> WORK TO DO
Scan the material for the word "eventos", and copy each line where it shows up.

> Stored items
===============

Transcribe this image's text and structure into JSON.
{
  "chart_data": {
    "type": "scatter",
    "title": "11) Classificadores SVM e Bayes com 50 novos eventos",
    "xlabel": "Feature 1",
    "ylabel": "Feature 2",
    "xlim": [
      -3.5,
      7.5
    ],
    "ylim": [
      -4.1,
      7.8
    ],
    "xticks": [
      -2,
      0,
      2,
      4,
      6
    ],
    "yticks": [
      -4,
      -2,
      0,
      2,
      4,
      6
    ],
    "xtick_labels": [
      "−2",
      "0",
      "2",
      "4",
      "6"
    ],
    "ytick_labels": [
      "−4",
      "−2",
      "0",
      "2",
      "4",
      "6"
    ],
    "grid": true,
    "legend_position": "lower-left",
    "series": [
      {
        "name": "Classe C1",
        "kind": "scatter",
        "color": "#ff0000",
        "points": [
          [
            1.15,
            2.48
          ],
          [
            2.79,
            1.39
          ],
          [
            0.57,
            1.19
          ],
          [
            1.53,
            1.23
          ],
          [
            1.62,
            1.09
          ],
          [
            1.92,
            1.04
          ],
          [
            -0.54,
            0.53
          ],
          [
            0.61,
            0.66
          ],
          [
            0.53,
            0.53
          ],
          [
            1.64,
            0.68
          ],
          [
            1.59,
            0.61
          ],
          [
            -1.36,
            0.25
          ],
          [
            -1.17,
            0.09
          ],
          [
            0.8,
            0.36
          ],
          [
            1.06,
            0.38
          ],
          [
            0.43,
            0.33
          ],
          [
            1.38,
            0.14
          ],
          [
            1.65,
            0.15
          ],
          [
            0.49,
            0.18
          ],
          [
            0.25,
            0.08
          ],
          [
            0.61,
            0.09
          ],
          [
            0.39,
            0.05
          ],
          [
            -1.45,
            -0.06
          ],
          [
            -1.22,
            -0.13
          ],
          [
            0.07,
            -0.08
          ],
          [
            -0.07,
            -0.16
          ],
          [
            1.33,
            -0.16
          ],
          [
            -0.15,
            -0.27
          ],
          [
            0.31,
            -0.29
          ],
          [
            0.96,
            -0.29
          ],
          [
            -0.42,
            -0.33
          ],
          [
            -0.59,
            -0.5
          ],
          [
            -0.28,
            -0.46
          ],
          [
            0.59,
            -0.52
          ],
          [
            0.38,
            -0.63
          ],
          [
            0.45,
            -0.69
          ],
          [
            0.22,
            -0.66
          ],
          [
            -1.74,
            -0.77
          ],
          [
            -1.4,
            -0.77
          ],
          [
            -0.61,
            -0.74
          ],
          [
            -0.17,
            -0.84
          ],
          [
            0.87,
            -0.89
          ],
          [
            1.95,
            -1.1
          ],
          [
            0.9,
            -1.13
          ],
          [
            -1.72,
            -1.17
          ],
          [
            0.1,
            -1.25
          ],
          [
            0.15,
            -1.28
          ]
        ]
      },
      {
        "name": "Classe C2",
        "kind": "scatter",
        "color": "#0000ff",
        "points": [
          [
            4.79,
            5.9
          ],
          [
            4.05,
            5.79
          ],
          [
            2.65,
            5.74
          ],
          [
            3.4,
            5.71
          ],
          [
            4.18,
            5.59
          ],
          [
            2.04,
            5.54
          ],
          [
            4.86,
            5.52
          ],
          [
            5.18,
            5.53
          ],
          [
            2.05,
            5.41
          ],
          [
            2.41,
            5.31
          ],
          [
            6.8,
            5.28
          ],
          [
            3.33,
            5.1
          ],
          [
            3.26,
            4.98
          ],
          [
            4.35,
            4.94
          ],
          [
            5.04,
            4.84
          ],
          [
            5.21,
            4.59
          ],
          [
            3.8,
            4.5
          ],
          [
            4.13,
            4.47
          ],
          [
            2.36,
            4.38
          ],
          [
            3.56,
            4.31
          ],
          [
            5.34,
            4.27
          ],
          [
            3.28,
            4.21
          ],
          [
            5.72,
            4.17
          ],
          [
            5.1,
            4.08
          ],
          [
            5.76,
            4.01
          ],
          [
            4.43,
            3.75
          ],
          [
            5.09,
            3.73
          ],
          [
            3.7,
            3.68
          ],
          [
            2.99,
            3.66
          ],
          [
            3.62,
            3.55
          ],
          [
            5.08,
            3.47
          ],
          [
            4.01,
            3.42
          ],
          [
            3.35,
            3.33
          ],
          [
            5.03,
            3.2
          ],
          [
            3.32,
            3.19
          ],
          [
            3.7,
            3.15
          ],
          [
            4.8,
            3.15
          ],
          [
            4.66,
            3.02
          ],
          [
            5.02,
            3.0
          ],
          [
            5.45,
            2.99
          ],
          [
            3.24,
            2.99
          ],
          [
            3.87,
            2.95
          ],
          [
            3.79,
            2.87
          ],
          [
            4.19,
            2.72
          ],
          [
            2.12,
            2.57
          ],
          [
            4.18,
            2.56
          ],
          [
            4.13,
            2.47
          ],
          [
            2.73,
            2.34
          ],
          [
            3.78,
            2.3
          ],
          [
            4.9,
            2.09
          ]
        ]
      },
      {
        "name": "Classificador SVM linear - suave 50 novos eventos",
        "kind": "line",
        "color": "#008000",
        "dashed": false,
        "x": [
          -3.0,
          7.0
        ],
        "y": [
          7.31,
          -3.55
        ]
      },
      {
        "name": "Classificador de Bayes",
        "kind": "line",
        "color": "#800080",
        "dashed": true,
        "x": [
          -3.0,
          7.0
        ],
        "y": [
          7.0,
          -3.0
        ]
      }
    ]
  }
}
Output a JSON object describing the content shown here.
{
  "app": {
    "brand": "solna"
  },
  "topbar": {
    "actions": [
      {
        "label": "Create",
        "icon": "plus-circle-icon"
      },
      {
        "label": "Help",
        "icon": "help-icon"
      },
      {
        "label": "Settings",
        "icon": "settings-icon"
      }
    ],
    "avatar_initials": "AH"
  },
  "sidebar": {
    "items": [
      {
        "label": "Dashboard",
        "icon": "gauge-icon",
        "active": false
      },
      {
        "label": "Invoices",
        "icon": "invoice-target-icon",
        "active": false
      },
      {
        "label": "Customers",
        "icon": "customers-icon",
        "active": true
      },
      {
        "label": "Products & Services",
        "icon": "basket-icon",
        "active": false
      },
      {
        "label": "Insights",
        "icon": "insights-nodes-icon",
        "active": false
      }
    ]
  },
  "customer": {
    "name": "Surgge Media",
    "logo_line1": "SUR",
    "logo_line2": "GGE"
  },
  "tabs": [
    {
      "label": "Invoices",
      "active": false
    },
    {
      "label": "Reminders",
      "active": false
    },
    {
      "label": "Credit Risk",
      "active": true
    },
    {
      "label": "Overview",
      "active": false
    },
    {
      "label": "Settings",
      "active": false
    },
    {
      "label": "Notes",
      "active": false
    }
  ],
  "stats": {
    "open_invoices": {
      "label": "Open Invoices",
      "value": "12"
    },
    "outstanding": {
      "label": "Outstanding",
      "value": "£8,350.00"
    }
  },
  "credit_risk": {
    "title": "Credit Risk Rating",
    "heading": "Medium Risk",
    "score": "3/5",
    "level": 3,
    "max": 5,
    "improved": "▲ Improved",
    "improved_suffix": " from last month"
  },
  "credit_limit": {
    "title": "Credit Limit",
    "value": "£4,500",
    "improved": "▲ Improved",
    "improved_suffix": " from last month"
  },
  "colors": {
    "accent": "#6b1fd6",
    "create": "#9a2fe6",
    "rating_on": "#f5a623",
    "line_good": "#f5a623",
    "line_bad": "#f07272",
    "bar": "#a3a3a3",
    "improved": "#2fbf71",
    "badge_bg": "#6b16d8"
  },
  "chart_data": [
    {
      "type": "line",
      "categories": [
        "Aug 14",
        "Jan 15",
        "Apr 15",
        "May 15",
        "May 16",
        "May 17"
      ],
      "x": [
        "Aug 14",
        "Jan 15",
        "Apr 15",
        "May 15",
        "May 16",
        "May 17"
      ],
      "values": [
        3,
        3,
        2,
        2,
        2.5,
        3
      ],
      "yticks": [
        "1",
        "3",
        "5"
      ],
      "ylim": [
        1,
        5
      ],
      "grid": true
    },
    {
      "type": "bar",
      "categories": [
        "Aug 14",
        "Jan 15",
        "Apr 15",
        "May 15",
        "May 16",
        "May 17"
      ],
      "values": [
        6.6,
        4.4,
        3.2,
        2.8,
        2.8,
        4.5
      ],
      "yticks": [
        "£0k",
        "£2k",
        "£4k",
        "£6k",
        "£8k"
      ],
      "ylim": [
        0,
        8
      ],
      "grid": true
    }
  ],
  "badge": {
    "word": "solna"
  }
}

===============

> COMPLETE RESPONSE
    "title": "11) Classificadores SVM e Bayes com 50 novos eventos",
        "name": "Classificador SVM linear - suave 50 novos eventos",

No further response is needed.